Return the whole listing exactly as it stands.

--- Dataset content ---

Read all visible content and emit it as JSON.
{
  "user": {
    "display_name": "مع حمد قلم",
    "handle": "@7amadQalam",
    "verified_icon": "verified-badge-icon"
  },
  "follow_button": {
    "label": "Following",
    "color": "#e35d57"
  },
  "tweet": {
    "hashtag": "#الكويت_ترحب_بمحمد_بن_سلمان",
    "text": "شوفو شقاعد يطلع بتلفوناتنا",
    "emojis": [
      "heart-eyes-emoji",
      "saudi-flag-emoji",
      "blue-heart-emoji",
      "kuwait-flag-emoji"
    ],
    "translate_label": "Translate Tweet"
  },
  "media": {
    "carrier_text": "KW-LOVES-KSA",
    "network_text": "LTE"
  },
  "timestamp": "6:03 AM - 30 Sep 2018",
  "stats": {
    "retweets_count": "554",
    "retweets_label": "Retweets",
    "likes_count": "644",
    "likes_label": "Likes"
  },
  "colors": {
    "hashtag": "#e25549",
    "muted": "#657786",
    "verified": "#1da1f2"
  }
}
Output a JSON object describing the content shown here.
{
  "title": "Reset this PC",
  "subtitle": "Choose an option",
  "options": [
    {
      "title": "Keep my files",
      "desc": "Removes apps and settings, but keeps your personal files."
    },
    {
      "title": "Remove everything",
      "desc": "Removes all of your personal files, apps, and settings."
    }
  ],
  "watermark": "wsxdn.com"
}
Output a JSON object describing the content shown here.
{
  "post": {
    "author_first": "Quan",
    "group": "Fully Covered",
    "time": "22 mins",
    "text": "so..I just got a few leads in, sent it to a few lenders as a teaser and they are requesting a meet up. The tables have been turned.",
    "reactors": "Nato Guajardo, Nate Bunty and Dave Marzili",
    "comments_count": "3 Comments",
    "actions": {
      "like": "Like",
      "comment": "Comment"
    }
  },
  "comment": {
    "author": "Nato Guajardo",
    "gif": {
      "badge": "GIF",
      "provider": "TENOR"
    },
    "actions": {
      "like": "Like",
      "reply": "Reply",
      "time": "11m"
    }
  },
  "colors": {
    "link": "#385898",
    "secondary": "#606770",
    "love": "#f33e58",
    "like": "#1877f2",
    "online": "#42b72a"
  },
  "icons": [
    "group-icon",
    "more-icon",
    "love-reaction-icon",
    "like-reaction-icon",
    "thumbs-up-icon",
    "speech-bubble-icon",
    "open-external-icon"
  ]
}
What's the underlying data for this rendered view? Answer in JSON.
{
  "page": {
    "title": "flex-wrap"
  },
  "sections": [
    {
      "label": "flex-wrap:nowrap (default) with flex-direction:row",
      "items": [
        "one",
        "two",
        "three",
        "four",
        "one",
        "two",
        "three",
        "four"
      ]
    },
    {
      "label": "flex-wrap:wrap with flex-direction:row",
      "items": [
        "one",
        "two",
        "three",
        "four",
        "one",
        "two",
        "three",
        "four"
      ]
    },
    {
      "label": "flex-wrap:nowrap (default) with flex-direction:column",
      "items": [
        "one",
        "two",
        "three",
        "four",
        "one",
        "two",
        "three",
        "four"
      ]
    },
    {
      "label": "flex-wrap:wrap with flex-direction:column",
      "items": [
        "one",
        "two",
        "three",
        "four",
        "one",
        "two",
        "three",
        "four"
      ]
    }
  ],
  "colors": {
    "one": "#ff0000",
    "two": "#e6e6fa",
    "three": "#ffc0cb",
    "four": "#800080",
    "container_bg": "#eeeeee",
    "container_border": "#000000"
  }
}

---

> [Exercise answer]:
Read all visible content and emit it as JSON.
{
  "user": {
    "display_name": "مع حمد قلم",
    "handle": "@7amadQalam",
    "verified_icon": "verified-badge-icon"
  },
  "follow_button": {
    "label": "Following",
    "color": "#e35d57"
  },
  "tweet": {
    "hashtag": "#الكويت_ترحب_بمحمد_بن_سلمان",
    "text": "شوفو شقاعد يطلع بتلفوناتنا",
    "emojis": [
      "heart-eyes-emoji",
      "saudi-flag-emoji",
      "blue-heart-emoji",
      "kuwait-flag-emoji"
    ],
    "translate_label": "Translate Tweet"
  },
  "media": {
    "carrier_text": "KW-LOVES-KSA",
    "network_text": "LTE"
  },
  "timestamp": "6:03 AM - 30 Sep 2018",
  "stats": {
    "retweets_count": "554",
    "retweets_label": "Retweets",
    "likes_count": "644",
    "likes_label": "Likes"
  },
  "colors": {
    "hashtag": "#e25549",
    "muted": "#657786",
    "verified": "#1da1f2"
  }
}
Output a JSON object describing the content shown here.
{
  "title": "Reset this PC",
  "subtitle": "Choose an option",
  "options": [
    {
      "title": "Keep my files",
      "desc": "Removes apps and settings, but keeps your personal files."
    },
    {
      "title": "Remove everything",
      "desc": "Removes all of your personal files, apps, and settings."
    }
  ],
  "watermark": "wsxdn.com"
}
Output a JSON object describing the content shown here.
{
  "post": {
    "author_first": "Quan",
    "group": "Fully Covered",
    "time": "22 mins",
    "text": "so..I just got a few leads in, sent it to a few lenders as a teaser and they are requesting a meet up. The tables have been turned.",
    "reactors": "Nato Guajardo, Nate Bunty and Dave Marzili",
    "comments_count": "3 Comments",
    "actions": {
      "like": "Like",
      "comment": "Comment"
    }
  },
  "comment": {
    "author": "Nato Guajardo",
    "gif": {
      "badge": "GIF",
      "provider": "TENOR"
    },
    "actions": {
      "like": "Like",
      "reply": "Reply",
      "time": "11m"
    }
  },
  "colors": {
    "link": "#385898",
    "secondary": "#606770",
    "love": "#f33e58",
    "like": "#1877f2",
    "online": "#42b72a"
  },
  "icons": [
    "group-icon",
    "more-icon",
    "love-reaction-icon",
    "like-reaction-icon",
    "thumbs-up-icon",
    "speech-bubble-icon",
    "open-external-icon"
  ]
}
What's the underlying data for this rendered view? Answer in JSON.
{
  "page": {
    "title": "flex-wrap"
  },
  "sections": [
    {
      "label": "flex-wrap:nowrap (default) with flex-direction:row",
      "items": [
        "one",
        "two",
        "three",
        "four",
        "one",
        "two",
        "three",
        "four"
      ]
    },
    {
      "label": "flex-wrap:wrap with flex-direction:row",
      "items": [
        "one",
        "two",
        "three",
        "four",
        "one",
        "two",
        "three",
        "four"
      ]
    },
    {
      "label": "flex-wrap:nowrap (default) with flex-direction:column",
      "items": [
        "one",
        "two",
        "three",
        "four",
        "one",
        "two",
        "three",
        "four"
      ]
    },
    {
      "label": "flex-wrap:wrap with flex-direction:column",
      "items": [
        "one",
        "two",
        "three",
        "four",
        "one",
        "two",
        "three",
        "four"
      ]
    }
  ],
  "colors": {
    "one": "#ff0000",
    "two": "#e6e6fa",
    "three": "#ffc0cb",
    "four": "#800080",
    "container_bg": "#eeeeee",
    "container_border": "#000000"
  }
}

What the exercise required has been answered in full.